● Dataset entries:
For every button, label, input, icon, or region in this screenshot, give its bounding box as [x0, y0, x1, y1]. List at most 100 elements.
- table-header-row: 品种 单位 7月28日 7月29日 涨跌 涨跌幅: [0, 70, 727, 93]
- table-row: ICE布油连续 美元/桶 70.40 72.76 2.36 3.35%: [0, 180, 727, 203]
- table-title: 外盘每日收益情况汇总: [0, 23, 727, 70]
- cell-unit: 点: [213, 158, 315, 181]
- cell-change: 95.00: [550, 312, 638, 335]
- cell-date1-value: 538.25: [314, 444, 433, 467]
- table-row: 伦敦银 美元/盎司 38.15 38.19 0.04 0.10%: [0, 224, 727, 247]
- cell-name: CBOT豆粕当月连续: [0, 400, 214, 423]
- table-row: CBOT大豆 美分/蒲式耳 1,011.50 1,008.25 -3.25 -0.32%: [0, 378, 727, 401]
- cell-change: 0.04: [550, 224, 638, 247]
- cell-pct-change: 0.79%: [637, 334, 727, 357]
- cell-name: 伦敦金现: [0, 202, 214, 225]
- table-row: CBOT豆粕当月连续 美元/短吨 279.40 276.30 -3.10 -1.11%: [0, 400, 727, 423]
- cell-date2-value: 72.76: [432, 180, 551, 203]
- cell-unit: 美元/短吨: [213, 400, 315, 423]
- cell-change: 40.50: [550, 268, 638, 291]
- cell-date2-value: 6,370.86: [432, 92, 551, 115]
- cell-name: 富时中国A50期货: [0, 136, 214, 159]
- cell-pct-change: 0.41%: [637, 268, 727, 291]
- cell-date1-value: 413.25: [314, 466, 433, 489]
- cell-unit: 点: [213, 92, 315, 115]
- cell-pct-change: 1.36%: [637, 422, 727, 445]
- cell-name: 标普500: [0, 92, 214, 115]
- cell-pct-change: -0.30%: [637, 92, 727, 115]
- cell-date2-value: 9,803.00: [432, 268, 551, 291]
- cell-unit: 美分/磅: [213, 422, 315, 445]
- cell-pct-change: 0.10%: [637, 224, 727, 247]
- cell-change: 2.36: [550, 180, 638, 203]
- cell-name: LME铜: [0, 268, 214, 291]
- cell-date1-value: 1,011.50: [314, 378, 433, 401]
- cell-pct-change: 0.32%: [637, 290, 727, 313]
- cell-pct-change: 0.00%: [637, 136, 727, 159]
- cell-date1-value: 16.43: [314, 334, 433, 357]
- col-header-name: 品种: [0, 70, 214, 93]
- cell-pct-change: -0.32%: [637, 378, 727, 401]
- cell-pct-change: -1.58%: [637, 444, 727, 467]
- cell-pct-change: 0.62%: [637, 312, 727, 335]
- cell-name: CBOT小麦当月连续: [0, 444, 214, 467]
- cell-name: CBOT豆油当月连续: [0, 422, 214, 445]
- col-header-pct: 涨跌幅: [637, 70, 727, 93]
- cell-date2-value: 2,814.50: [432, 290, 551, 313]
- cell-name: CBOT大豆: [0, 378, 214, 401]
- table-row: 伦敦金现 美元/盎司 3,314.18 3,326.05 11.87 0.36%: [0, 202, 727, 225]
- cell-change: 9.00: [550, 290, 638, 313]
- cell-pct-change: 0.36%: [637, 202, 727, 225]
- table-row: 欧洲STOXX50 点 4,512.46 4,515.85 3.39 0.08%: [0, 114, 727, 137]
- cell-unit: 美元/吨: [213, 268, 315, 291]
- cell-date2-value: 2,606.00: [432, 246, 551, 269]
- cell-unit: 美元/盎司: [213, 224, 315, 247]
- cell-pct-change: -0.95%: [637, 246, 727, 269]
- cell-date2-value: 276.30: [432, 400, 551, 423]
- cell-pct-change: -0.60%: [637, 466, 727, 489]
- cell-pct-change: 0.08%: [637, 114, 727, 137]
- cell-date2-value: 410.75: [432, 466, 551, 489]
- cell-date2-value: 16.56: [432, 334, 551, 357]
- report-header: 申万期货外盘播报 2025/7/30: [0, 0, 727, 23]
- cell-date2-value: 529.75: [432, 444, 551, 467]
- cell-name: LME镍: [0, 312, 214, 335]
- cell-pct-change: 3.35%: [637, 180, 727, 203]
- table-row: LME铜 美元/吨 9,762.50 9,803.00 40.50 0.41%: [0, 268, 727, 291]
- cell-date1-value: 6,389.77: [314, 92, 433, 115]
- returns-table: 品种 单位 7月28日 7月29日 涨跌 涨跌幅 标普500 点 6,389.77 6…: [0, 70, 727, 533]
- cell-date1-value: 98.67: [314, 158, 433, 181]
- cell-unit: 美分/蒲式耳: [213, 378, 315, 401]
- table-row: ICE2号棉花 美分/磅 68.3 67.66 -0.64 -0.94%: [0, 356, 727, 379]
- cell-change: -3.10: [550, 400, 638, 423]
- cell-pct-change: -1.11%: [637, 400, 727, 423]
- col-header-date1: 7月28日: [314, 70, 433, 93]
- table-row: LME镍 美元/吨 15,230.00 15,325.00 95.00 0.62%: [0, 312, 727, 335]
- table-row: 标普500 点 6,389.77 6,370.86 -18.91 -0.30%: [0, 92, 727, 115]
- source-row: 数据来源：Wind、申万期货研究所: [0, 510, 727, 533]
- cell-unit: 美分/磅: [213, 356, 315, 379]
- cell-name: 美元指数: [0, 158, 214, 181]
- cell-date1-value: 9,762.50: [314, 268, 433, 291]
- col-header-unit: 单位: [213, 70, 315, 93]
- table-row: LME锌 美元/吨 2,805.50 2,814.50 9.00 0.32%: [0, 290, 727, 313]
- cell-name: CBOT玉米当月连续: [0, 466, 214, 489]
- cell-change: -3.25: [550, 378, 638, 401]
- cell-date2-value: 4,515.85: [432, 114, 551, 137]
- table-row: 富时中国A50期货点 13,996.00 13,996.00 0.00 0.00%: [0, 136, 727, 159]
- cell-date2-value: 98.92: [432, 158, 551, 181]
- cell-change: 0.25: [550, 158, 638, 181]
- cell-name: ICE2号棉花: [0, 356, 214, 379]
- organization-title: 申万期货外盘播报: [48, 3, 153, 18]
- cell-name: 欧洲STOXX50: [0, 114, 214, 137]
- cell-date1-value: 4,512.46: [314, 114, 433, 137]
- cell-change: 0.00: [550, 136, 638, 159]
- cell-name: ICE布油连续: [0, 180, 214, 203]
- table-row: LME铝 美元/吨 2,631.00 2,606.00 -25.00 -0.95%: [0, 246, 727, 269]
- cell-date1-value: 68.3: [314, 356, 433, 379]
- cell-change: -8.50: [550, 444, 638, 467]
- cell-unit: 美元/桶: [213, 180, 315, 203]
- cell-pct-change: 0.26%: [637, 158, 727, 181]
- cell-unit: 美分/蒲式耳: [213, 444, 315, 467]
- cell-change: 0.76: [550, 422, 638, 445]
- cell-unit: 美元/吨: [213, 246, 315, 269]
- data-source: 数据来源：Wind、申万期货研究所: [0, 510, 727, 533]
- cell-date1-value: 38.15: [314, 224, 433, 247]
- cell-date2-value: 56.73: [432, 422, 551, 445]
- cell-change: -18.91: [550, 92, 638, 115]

● Objective: Report every line of the records above that contains the string "LME铜", copying each one in full.

● The reply:
- cell-name: LME铜: [0, 268, 214, 291]
- table-row: LME铜 美元/吨 9,762.50 9,803.00 40.50 0.41%: [0, 268, 727, 291]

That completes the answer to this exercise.